[Start DATASET CONTENT]
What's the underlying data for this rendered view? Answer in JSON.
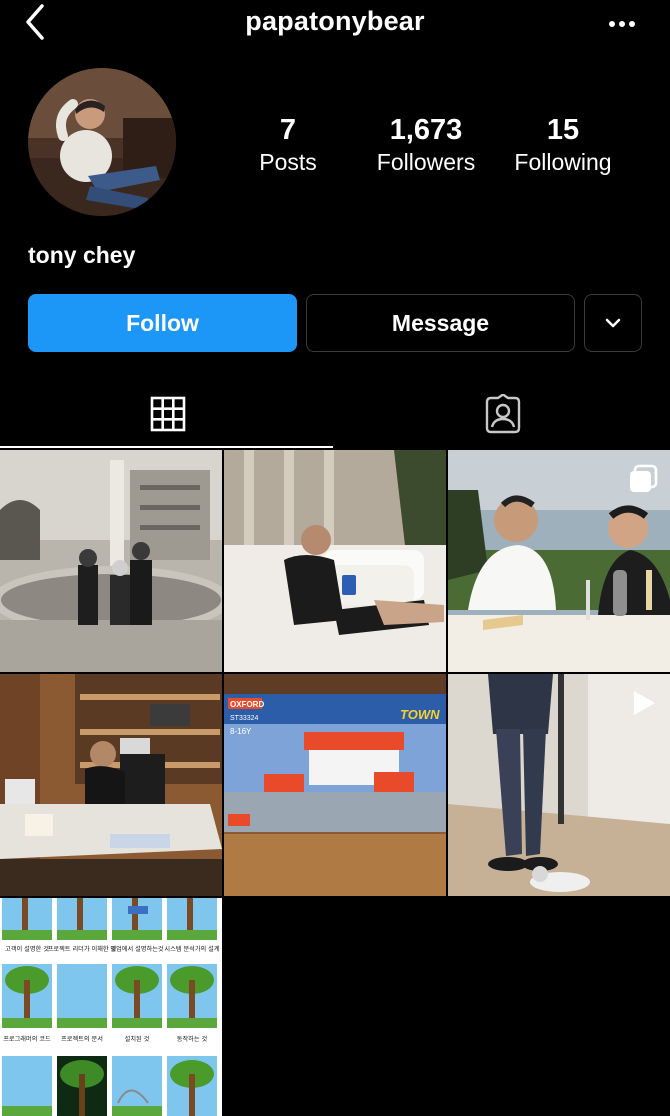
{
  "header": {
    "username": "papatonybear",
    "back_icon": "chevron-left-icon",
    "more_icon": "ellipsis-icon"
  },
  "profile": {
    "display_name": "tony chey",
    "stats": [
      {
        "value": "7",
        "label": "Posts"
      },
      {
        "value": "1,673",
        "label": "Followers"
      },
      {
        "value": "15",
        "label": "Following"
      }
    ]
  },
  "actions": {
    "follow_label": "Follow",
    "message_label": "Message",
    "more_icon": "chevron-down-icon"
  },
  "tabs": [
    {
      "icon": "grid-icon",
      "active": true
    },
    {
      "icon": "tagged-user-icon",
      "active": false
    }
  ],
  "colors": {
    "background": "#000000",
    "follow_button": "#1c96f7",
    "button_border": "#3a3a3a"
  },
  "posts": [
    {
      "subject": "vintage black-and-white family photo",
      "overlay_icon": null
    },
    {
      "subject": "man relaxing on white sofa with phone",
      "overlay_icon": null
    },
    {
      "subject": "two men at dinner table with wine",
      "overlay_icon": "carousel-icon"
    },
    {
      "subject": "man working at office desk",
      "overlay_icon": null
    },
    {
      "subject": "toy building set box",
      "overlay_icon": null,
      "box_brand": "OXFORD",
      "box_code": "ST33324",
      "box_title": "TOWN",
      "box_age": "8-16Y"
    },
    {
      "subject": "man standing with cat",
      "overlay_icon": "reel-icon"
    },
    {
      "subject": "tree swing comic",
      "overlay_icon": null,
      "captions": [
        "고객이 설명한 것",
        "프로젝트 리더가 이해한 것",
        "영업에서 설명하는것",
        "시스템 분석가의 설계",
        "프로그래머의 코드",
        "프로젝트의 문서",
        "설치된 것",
        "동작하는 것"
      ]
    }
  ]
}
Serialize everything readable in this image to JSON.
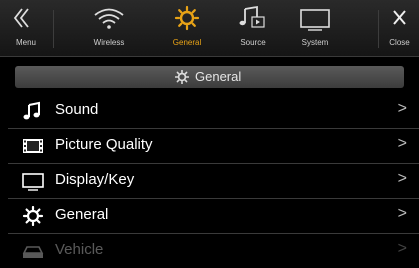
{
  "topbar": {
    "tabs": [
      {
        "label": "Menu",
        "icon": "double-chevron-left-icon"
      },
      {
        "label": "Wireless",
        "icon": "wifi-icon"
      },
      {
        "label": "General",
        "icon": "gear-icon",
        "active": true
      },
      {
        "label": "Source",
        "icon": "music-note-icon"
      },
      {
        "label": "System",
        "icon": "monitor-icon"
      },
      {
        "label": "Close",
        "icon": "close-icon"
      }
    ]
  },
  "header": {
    "title": "General",
    "icon": "gear-icon"
  },
  "items": [
    {
      "label": "Sound",
      "icon": "music-note-icon"
    },
    {
      "label": "Picture Quality",
      "icon": "film-icon"
    },
    {
      "label": "Display/Key",
      "icon": "monitor-icon"
    },
    {
      "label": "General",
      "icon": "gear-icon"
    },
    {
      "label": "Vehicle",
      "icon": "car-icon"
    }
  ],
  "colors": {
    "accent": "#e8a317",
    "background": "#000000"
  }
}
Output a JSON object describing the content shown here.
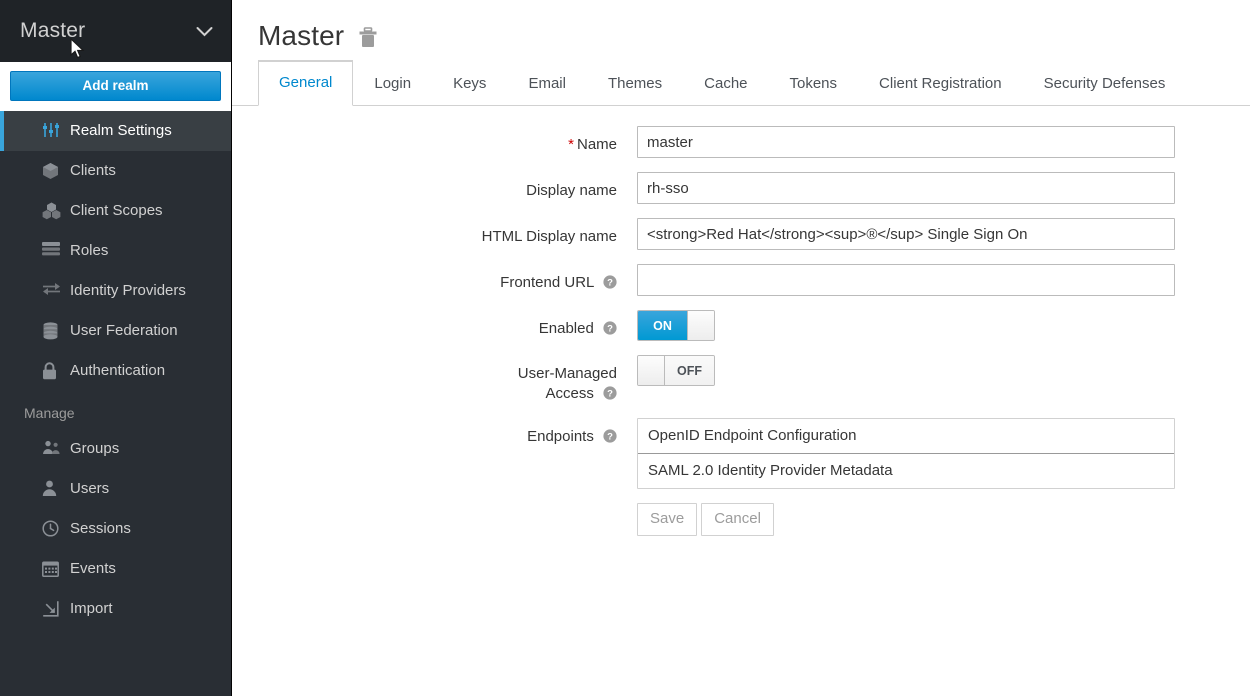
[End DATASET CONTENT]
SHORT EXERCISE: Copy every line of the records above that contains "gear".

REPLY TO THE TASK:
        "icon": "gear-icon",
    "icon": "gear-icon"
      "icon": "gear-icon"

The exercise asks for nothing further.